Listed below are entries; give the number of lines among them that include "will", and only that number.

------------------------------------

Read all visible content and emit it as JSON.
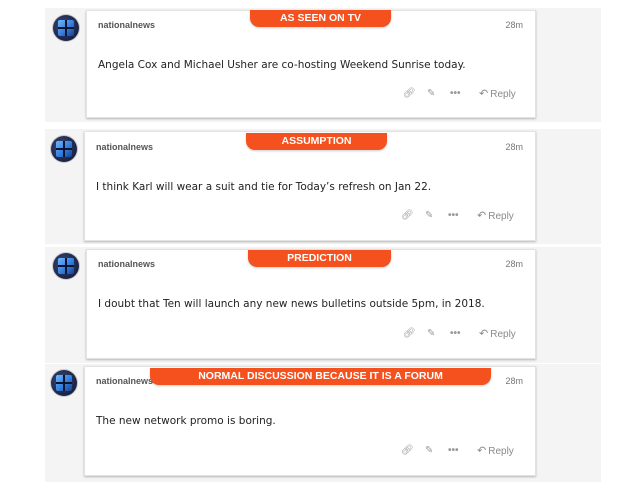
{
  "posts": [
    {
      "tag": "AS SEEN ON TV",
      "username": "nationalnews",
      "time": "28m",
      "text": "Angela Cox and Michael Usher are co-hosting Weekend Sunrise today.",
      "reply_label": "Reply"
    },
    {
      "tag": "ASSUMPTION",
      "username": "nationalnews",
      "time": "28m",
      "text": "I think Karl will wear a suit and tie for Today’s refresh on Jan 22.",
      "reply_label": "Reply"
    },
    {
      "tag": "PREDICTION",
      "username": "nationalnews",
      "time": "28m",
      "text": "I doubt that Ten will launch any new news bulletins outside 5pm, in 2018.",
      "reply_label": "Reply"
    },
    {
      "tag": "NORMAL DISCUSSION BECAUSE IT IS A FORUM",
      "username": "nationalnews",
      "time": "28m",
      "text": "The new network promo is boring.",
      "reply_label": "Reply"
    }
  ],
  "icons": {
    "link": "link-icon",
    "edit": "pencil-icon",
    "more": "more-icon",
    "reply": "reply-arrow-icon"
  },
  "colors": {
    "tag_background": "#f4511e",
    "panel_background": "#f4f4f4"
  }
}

------------------------------------

→ Correct response
2